(Recorded data)
[BEGIN]
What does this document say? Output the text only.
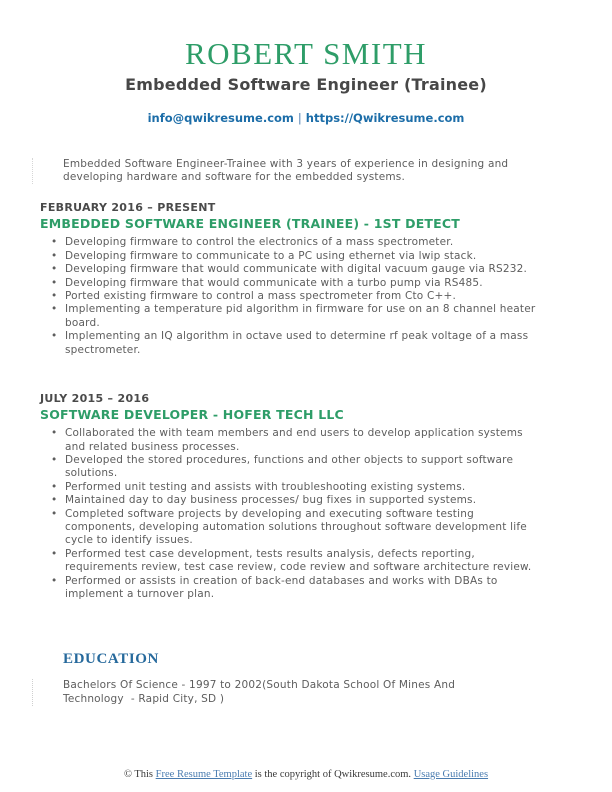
ROBERT SMITH
Embedded Software Engineer (Trainee)
info@qwikresume.com | https://Qwikresume.com

Embedded Software Engineer-Trainee with 3 years of experience in designing and developing hardware and software for the embedded systems.

FEBRUARY 2016 – PRESENT

EMBEDDED SOFTWARE ENGINEER (TRAINEE) - 1ST DETECT

• Developing firmware to control the electronics of a mass spectrometer.
• Developing firmware to communicate to a PC using ethernet via lwip stack.
• Developing firmware that would communicate with digital vacuum gauge via RS232.
• Developing firmware that would communicate with a turbo pump via RS485.
• Ported existing firmware to control a mass spectrometer from Cto C++.
• Implementing a temperature pid algorithm in firmware for use on an 8 channel heater board.
• Implementing an IQ algorithm in octave used to determine rf peak voltage of a mass spectrometer.

JULY 2015 – 2016

SOFTWARE DEVELOPER - HOFER TECH LLC

• Collaborated the with team members and end users to develop application systems and related business processes.
• Developed the stored procedures, functions and other objects to support software solutions.
• Performed unit testing and assists with troubleshooting existing systems.
• Maintained day to day business processes/ bug fixes in supported systems.
• Completed software projects by developing and executing software testing components, developing automation solutions throughout software development life cycle to identify issues.
• Performed test case development, tests results analysis, defects reporting, requirements review, test case review, code review and software architecture review.
• Performed or assists in creation of back-end databases and works with DBAs to implement a turnover plan.
EDUCATION

Bachelors Of Science - 1997 to 2002(South Dakota School Of Mines And Technology  - Rapid City, SD )

© This Free Resume Template is the copyright of Qwikresume.com. Usage Guidelines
[END]
** SET TASK **
Using the material above, set down every line exactly, but skip the pictures.

** ANSWER TO THIS PROBLEM **
What does this document say? Output the text only.
ROBERT SMITH
Embedded Software Engineer (Trainee)
info@qwikresume.com | https://Qwikresume.com

Embedded Software Engineer-Trainee with 3 years of experience in designing and developing hardware and software for the embedded systems.

FEBRUARY 2016 – PRESENT

EMBEDDED SOFTWARE ENGINEER (TRAINEE) - 1ST DETECT

• Developing firmware to control the electronics of a mass spectrometer.
• Developing firmware to communicate to a PC using ethernet via lwip stack.
• Developing firmware that would communicate with digital vacuum gauge via RS232.
• Developing firmware that would communicate with a turbo pump via RS485.
• Ported existing firmware to control a mass spectrometer from Cto C++.
• Implementing a temperature pid algorithm in firmware for use on an 8 channel heater board.
• Implementing an IQ algorithm in octave used to determine rf peak voltage of a mass spectrometer.

JULY 2015 – 2016

SOFTWARE DEVELOPER - HOFER TECH LLC

• Collaborated the with team members and end users to develop application systems and related business processes.
• Developed the stored procedures, functions and other objects to support software solutions.
• Performed unit testing and assists with troubleshooting existing systems.
• Maintained day to day business processes/ bug fixes in supported systems.
• Completed software projects by developing and executing software testing components, developing automation solutions throughout software development life cycle to identify issues.
• Performed test case development, tests results analysis, defects reporting, requirements review, test case review, code review and software architecture review.
• Performed or assists in creation of back-end databases and works with DBAs to implement a turnover plan.
EDUCATION

Bachelors Of Science - 1997 to 2002(South Dakota School Of Mines And Technology  - Rapid City, SD )

© This Free Resume Template is the copyright of Qwikresume.com. Usage Guidelines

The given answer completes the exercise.